**Extrait de page**
⟨
LTM : Votre minoterie vient de signer une convention avec l’association Pour une Agriculture du vivant. Pour quelle raison ?
B.G. : Le réchauffement climatique, les déficits hydriques, l’effondrement de la biodiversité nous poussent à agir et à faire encore mieux qu’hier. Pour une Agriculture du vivant est un partenaire technique, susceptible d’accompagner les agriculteurs sur le stockage du carbone, la régénération des sols, la gestion de la ressource en eau et la préservation de la biodiversité de l’écosystème agricole. Le pari est audacieux et change nos habitudes en profondeur. Mais ce modèle dit de régénération, ou de conservation est aussi celui qui est le plus pertinent pour garantir une productivité élevée (et une bonne rémunération de l’agriculteur), la réduction de l'impact carbone (et ainsi une limitation du réchauffement climatique) et une amélioration de la qualité nutritionnelle des produits cultivés. La démarche repose sur des fondements scientifiques et un socle technique solide. Derrière ce défi, il y a un enjeu plus large : celui de la souveraineté alimentaire à l’heure où le dérèglement climatique commence à nous impacter dans notre région.
LTM : Ne pensez-vous pas que cette approche, très exigeante, prend le risque d’être boudée par les agriculteurs ?
⟩
**Travail à faire**
1. Dans l'entretien sur la minoterie, avec quelle association la minoterie vient-elle de signer une convention ?
2. Rédigez la suite de l'entretien sur la minoterie, en commençant après la dernière question posée.
La liste placée après constitue un matériau à part.

**Extrait de données**
⟨
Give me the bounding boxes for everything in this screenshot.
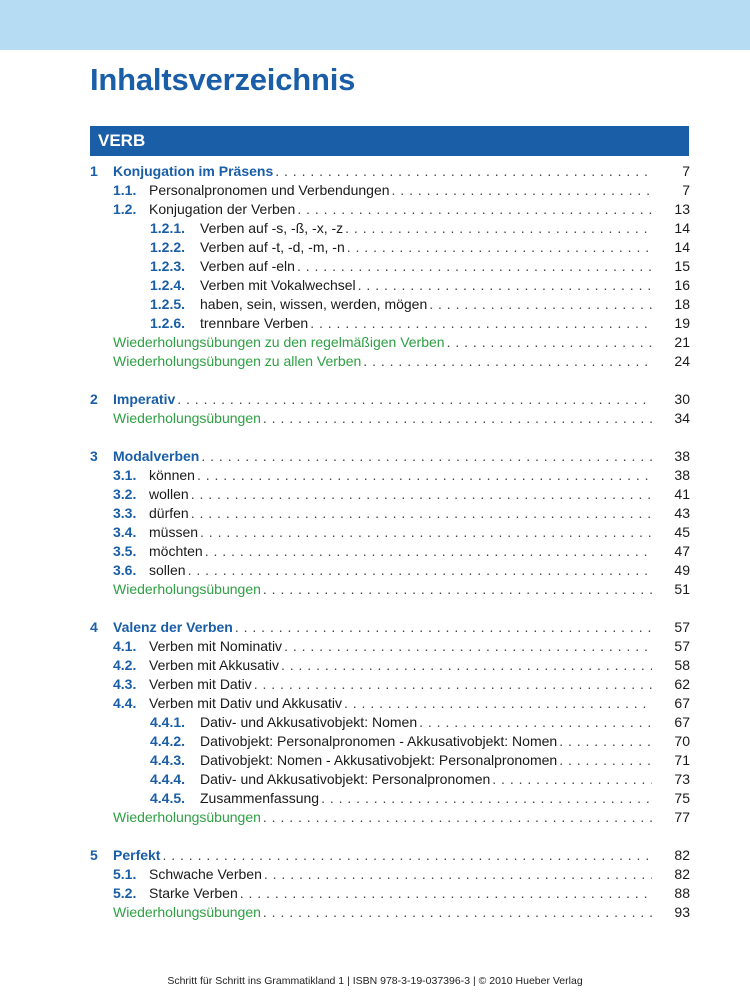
⟩
**Réponses successives**
1. Avec l'association Pour une Agriculture du vivant.

2.
B.G. : Ne relevant pas d’une certification, cette démarche de progrès laisse une grande liberté aux exploitants et se conjugue avec tous les cahiers des charges durables. L’agriculteur peut y entrer à son rythme, en sécurisant ses investissements et ses techniques. Cette approche a aussi l’avantage d’être adaptée aux terroirs de collecte de notre région (globalement moyennement productive) et au modèle agricole (polyculture-élevage). Les agriculteurs investis à la fois dans les productions céréalières et animales ont aussi en général un niveau technique élevé, ce qui est propice à la réussite de ces techniques innovantes. Les débouchés semblent aussi très importants régionalement.
Pour réussir cette transition agroécologique, nous devons embarquer toute la filière : les artisans boulangers, mais aussi l'ensemble des clients et partenaires soucieux de réduire leur impact environnemental. Plus la demande pour ces filières durables sera importante, plus le modèle sera pérenne et solide. Notre responsabilité de filière ne nous empêche pas de soutenir pleinement la boulangerie artisanale, qui reste notre métier de cœur et même notre cœur de métier ! L'ensemble de nos services d'accompagnement dédiés aux artisans boulangers montrent clairement nos engagements.